◆ Document:
▬▬▬

PICKLED JALAPENOS-CH

Recipe By :
Serving Size : 1 Preparation Time :0:00
Categories :
Amount Measure Ingredient -- Preparation Method
-------- ------------ --------------------------------
Fresh chiles
(jalapenos or serranos)
Carrots
Cauliflower
Onions
Garlic -- (1/4 head per
Jar)
Spices in each jar:
1 Whole bay leaf -- up to 2
Leaves
2 Cloves garlic
2 Whole peppercorns -- up to
1 Little piece cinnamon
1/4 ts Mustard seed
Salt
White vinegar
(1/2 gallon for 8 1-pint
Jars)

In response to the question how to preserve Jalapenos
(or any other chile). The following is the recipe I
obtained originally from my cooking class in high
school in Mexico, but I made some modifications
because the chiles were allways too cooked. As to how
tro dry chiles, that is a question that can be
answered only by experimenting, since as a mexican I
am use to find any kind of chiles any time in the
market very cheap, and I would think most of the
mexicans wouldn't know how to dry them.... Any way, I
have a very good recipe for chipotles (dry jalapenos)
once I am able to understand how this system works...

▬▬▬

◆ Dataset content:
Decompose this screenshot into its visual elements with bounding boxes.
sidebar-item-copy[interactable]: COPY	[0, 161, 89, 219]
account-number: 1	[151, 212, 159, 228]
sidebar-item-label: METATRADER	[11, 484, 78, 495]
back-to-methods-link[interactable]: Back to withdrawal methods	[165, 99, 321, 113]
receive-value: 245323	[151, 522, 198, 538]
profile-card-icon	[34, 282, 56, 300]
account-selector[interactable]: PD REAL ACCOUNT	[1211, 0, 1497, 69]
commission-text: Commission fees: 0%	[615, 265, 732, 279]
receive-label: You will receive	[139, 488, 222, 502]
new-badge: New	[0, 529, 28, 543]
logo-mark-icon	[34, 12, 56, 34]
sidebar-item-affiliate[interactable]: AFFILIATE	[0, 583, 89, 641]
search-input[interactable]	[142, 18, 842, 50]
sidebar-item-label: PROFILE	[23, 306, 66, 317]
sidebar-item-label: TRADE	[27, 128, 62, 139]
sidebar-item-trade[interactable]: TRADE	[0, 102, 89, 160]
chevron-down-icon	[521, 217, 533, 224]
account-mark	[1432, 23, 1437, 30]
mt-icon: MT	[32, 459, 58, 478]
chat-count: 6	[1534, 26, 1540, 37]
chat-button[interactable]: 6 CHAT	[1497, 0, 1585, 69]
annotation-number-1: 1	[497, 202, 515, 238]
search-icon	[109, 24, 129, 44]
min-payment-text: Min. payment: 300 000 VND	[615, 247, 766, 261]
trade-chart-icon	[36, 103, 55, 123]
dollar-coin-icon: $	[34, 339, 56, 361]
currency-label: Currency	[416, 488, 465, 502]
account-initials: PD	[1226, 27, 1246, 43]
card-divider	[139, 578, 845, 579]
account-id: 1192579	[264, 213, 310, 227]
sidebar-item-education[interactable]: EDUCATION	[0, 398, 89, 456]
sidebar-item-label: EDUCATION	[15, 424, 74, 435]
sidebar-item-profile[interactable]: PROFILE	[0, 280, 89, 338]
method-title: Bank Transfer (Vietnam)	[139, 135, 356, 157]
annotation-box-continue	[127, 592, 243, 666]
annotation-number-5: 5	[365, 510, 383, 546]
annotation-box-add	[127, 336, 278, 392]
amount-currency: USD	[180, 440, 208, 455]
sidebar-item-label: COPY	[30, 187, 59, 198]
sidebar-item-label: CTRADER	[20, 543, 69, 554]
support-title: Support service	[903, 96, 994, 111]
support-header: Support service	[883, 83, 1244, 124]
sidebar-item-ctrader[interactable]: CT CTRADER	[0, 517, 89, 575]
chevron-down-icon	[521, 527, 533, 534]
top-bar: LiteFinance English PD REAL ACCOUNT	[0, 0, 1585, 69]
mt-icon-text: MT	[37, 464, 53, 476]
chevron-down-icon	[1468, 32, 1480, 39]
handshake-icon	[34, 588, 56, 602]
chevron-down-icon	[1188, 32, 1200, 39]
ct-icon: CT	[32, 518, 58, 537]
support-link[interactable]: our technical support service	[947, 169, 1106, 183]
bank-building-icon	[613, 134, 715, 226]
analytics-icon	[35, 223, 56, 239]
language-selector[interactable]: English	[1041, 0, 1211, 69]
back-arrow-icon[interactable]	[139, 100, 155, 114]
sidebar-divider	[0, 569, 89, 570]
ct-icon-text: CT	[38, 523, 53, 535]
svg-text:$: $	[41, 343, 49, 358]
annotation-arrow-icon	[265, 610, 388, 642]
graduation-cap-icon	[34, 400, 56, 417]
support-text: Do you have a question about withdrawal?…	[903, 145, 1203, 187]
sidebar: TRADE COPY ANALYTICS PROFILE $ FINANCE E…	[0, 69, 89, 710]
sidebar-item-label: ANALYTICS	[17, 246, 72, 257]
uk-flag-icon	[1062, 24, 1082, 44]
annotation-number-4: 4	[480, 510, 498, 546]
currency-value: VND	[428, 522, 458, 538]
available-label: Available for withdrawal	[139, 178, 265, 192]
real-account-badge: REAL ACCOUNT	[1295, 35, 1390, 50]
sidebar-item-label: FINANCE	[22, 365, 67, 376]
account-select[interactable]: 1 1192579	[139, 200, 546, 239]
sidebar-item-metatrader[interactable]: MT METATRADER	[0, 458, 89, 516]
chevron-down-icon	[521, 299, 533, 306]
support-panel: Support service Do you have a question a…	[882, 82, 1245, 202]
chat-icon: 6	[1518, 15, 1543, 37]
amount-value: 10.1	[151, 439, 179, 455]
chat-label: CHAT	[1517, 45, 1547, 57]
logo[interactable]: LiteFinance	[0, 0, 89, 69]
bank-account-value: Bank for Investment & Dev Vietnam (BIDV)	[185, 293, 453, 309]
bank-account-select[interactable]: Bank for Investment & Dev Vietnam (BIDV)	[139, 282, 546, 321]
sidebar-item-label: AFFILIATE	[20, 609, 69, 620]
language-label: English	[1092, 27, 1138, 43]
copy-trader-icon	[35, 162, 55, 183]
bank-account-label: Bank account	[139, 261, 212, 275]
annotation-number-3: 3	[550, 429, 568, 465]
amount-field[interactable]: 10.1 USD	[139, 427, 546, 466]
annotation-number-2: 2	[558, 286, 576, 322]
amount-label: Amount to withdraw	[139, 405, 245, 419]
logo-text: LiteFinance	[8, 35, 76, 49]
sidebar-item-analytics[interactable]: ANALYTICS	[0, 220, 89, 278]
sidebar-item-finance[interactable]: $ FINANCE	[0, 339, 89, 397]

▬▬▬

◆ Exercise: Please carry on the pickled jalapenos recipe from its final sentence, not the records.

◆ Output for this exercise:
Please note that I don't give the exact amounts
because they would vary depending on what you want to
get, but keep in mind that the important thing always
would be the spices.

Slice the carrots in rounds. Brake the coliflower in
small pieces and cut the onions in chunks. I cut
garlics in such a way that the teeth? are in halfs. I
like to use entire chiles but I always punch them with
a toothpick, so the flavor comes out. If you want you
can slice them in longitudinal cuts, which is the
traditional way. I heat a little bit of oil (like 3 or
4 tablespoons) and place all the vegetables at the
same time and mix everything until all the vegetables
are covered with a thin layer of oil. Then I fill the
jars with the vegetables (the jars by then already
have the spices and salt). Apart, I heat the vinegar
and when it is boiling I pour it over the vegetables.

I close the jars (following the traditional preserving
instructions) and let them boil closed for 15 minutes.
I let stand the pickles for at least a week. Before
coming to the states I preserved in this way like 5
jars with only fresh "piquin chiles" and I have been
using them for the last year, by adding here the
vegetables, this works wonderful, because we have had
very flavorful picles for long time. I hope you enjoy
this recipe.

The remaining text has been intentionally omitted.